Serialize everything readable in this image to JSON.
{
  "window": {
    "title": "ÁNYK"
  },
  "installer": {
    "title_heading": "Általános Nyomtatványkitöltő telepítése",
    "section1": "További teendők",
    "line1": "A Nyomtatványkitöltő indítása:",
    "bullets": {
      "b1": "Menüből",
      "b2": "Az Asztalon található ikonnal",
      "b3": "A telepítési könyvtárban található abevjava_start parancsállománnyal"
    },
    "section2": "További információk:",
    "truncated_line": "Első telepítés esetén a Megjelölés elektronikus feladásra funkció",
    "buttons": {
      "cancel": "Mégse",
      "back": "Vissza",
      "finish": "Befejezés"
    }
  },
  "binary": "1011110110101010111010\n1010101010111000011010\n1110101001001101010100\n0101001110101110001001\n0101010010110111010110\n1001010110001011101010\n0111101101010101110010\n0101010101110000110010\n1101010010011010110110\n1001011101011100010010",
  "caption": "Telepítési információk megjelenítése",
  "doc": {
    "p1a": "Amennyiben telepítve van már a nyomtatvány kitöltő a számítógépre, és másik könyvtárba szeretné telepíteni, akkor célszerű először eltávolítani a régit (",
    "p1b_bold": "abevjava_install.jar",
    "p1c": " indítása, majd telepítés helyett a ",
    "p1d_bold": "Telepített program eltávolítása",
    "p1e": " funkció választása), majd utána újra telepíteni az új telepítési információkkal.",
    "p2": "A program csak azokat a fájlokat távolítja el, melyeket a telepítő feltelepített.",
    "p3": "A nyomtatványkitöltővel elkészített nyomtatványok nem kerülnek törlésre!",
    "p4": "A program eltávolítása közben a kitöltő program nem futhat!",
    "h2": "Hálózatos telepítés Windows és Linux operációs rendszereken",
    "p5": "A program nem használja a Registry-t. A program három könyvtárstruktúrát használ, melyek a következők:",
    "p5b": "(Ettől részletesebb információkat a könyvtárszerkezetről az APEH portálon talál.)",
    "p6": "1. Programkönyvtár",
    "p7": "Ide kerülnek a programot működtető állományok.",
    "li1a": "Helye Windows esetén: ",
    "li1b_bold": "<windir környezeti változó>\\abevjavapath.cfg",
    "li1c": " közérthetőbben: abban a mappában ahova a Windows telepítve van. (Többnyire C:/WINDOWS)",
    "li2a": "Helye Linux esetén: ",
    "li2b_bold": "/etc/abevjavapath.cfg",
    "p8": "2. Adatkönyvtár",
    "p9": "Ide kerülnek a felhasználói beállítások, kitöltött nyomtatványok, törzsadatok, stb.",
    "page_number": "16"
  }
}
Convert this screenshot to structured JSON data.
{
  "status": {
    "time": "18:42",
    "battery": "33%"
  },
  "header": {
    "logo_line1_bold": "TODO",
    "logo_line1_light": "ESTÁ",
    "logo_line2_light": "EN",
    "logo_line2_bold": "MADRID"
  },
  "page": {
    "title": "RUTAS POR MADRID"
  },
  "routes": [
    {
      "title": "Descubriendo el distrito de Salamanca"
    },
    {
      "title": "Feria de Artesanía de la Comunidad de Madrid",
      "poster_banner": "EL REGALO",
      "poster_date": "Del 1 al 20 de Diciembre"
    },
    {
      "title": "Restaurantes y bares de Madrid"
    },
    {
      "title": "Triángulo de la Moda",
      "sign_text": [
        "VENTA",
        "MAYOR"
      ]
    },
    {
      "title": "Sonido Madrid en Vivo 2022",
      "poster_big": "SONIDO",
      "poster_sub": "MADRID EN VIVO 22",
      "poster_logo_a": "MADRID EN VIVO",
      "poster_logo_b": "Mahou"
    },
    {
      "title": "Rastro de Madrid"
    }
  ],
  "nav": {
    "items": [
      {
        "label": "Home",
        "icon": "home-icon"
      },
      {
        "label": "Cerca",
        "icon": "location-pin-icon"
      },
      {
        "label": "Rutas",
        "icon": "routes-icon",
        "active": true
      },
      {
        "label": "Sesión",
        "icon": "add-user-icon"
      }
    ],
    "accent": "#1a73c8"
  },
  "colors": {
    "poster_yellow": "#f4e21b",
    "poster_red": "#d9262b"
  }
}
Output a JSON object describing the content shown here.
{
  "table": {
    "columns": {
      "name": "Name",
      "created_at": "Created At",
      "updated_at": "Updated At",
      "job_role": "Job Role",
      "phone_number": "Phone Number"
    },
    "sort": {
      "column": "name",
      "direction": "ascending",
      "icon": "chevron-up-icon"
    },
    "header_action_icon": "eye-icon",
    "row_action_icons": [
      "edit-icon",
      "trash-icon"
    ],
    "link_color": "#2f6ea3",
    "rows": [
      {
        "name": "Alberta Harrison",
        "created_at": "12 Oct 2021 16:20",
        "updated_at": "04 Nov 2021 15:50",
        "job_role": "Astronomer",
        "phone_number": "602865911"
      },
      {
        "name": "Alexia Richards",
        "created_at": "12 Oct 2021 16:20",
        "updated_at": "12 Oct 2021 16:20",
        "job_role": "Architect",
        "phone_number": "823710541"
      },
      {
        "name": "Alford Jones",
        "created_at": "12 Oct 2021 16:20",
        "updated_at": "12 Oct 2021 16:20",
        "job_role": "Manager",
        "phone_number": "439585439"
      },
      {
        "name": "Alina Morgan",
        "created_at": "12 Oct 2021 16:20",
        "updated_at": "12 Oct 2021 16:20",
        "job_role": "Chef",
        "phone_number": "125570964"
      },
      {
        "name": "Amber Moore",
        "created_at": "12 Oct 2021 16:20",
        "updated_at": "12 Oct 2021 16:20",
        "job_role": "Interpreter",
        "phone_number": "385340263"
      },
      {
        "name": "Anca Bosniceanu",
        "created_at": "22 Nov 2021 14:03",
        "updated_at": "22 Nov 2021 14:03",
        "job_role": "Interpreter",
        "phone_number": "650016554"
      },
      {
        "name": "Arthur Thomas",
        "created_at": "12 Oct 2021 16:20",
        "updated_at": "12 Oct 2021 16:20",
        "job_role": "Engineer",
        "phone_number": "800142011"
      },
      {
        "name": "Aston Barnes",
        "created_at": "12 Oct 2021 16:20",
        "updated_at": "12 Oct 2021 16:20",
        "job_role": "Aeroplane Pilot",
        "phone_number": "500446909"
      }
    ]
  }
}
======
### [Job]
Go through the listing and copy all of it exactly.

### [Response to this exercise]
Serialize everything readable in this image to JSON.
{
  "window": {
    "title": "ÁNYK"
  },
  "installer": {
    "title_heading": "Általános Nyomtatványkitöltő telepítése",
    "section1": "További teendők",
    "line1": "A Nyomtatványkitöltő indítása:",
    "bullets": {
      "b1": "Menüből",
      "b2": "Az Asztalon található ikonnal",
      "b3": "A telepítési könyvtárban található abevjava_start parancsállománnyal"
    },
    "section2": "További információk:",
    "truncated_line": "Első telepítés esetén a Megjelölés elektronikus feladásra funkció",
    "buttons": {
      "cancel": "Mégse",
      "back": "Vissza",
      "finish": "Befejezés"
    }
  },
  "binary": "1011110110101010111010\n1010101010111000011010\n1110101001001101010100\n0101001110101110001001\n0101010010110111010110\n1001010110001011101010\n0111101101010101110010\n0101010101110000110010\n1101010010011010110110\n1001011101011100010010",
  "caption": "Telepítési információk megjelenítése",
  "doc": {
    "p1a": "Amennyiben telepítve van már a nyomtatvány kitöltő a számítógépre, és másik könyvtárba szeretné telepíteni, akkor célszerű először eltávolítani a régit (",
    "p1b_bold": "abevjava_install.jar",
    "p1c": " indítása, majd telepítés helyett a ",
    "p1d_bold": "Telepített program eltávolítása",
    "p1e": " funkció választása), majd utána újra telepíteni az új telepítési információkkal.",
    "p2": "A program csak azokat a fájlokat távolítja el, melyeket a telepítő feltelepített.",
    "p3": "A nyomtatványkitöltővel elkészített nyomtatványok nem kerülnek törlésre!",
    "p4": "A program eltávolítása közben a kitöltő program nem futhat!",
    "h2": "Hálózatos telepítés Windows és Linux operációs rendszereken",
    "p5": "A program nem használja a Registry-t. A program három könyvtárstruktúrát használ, melyek a következők:",
    "p5b": "(Ettől részletesebb információkat a könyvtárszerkezetről az APEH portálon talál.)",
    "p6": "1. Programkönyvtár",
    "p7": "Ide kerülnek a programot működtető állományok.",
    "li1a": "Helye Windows esetén: ",
    "li1b_bold": "<windir környezeti változó>\\abevjavapath.cfg",
    "li1c": " közérthetőbben: abban a mappában ahova a Windows telepítve van. (Többnyire C:/WINDOWS)",
    "li2a": "Helye Linux esetén: ",
    "li2b_bold": "/etc/abevjavapath.cfg",
    "p8": "2. Adatkönyvtár",
    "p9": "Ide kerülnek a felhasználói beállítások, kitöltött nyomtatványok, törzsadatok, stb.",
    "page_number": "16"
  }
}
Convert this screenshot to structured JSON data.
{
  "status": {
    "time": "18:42",
    "battery": "33%"
  },
  "header": {
    "logo_line1_bold": "TODO",
    "logo_line1_light": "ESTÁ",
    "logo_line2_light": "EN",
    "logo_line2_bold": "MADRID"
  },
  "page": {
    "title": "RUTAS POR MADRID"
  },
  "routes": [
    {
      "title": "Descubriendo el distrito de Salamanca"
    },
    {
      "title": "Feria de Artesanía de la Comunidad de Madrid",
      "poster_banner": "EL REGALO",
      "poster_date": "Del 1 al 20 de Diciembre"
    },
    {
      "title": "Restaurantes y bares de Madrid"
    },
    {
      "title": "Triángulo de la Moda",
      "sign_text": [
        "VENTA",
        "MAYOR"
      ]
    },
    {
      "title": "Sonido Madrid en Vivo 2022",
      "poster_big": "SONIDO",
      "poster_sub": "MADRID EN VIVO 22",
      "poster_logo_a": "MADRID EN VIVO",
      "poster_logo_b": "Mahou"
    },
    {
      "title": "Rastro de Madrid"
    }
  ],
  "nav": {
    "items": [
      {
        "label": "Home",
        "icon": "home-icon"
      },
      {
        "label": "Cerca",
        "icon": "location-pin-icon"
      },
      {
        "label": "Rutas",
        "icon": "routes-icon",
        "active": true
      },
      {
        "label": "Sesión",
        "icon": "add-user-icon"
      }
    ],
    "accent": "#1a73c8"
  },
  "colors": {
    "poster_yellow": "#f4e21b",
    "poster_red": "#d9262b"
  }
}
Output a JSON object describing the content shown here.
{
  "table": {
    "columns": {
      "name": "Name",
      "created_at": "Created At",
      "updated_at": "Updated At",
      "job_role": "Job Role",
      "phone_number": "Phone Number"
    },
    "sort": {
      "column": "name",
      "direction": "ascending",
      "icon": "chevron-up-icon"
    },
    "header_action_icon": "eye-icon",
    "row_action_icons": [
      "edit-icon",
      "trash-icon"
    ],
    "link_color": "#2f6ea3",
    "rows": [
      {
        "name": "Alberta Harrison",
        "created_at": "12 Oct 2021 16:20",
        "updated_at": "04 Nov 2021 15:50",
        "job_role": "Astronomer",
        "phone_number": "602865911"
      },
      {
        "name": "Alexia Richards",
        "created_at": "12 Oct 2021 16:20",
        "updated_at": "12 Oct 2021 16:20",
        "job_role": "Architect",
        "phone_number": "823710541"
      },
      {
        "name": "Alford Jones",
        "created_at": "12 Oct 2021 16:20",
        "updated_at": "12 Oct 2021 16:20",
        "job_role": "Manager",
        "phone_number": "439585439"
      },
      {
        "name": "Alina Morgan",
        "created_at": "12 Oct 2021 16:20",
        "updated_at": "12 Oct 2021 16:20",
        "job_role": "Chef",
        "phone_number": "125570964"
      },
      {
        "name": "Amber Moore",
        "created_at": "12 Oct 2021 16:20",
        "updated_at": "12 Oct 2021 16:20",
        "job_role": "Interpreter",
        "phone_number": "385340263"
      },
      {
        "name": "Anca Bosniceanu",
        "created_at": "22 Nov 2021 14:03",
        "updated_at": "22 Nov 2021 14:03",
        "job_role": "Interpreter",
        "phone_number": "650016554"
      },
      {
        "name": "Arthur Thomas",
        "created_at": "12 Oct 2021 16:20",
        "updated_at": "12 Oct 2021 16:20",
        "job_role": "Engineer",
        "phone_number": "800142011"
      },
      {
        "name": "Aston Barnes",
        "created_at": "12 Oct 2021 16:20",
        "updated_at": "12 Oct 2021 16:20",
        "job_role": "Aeroplane Pilot",
        "phone_number": "500446909"
      }
    ]
  }
}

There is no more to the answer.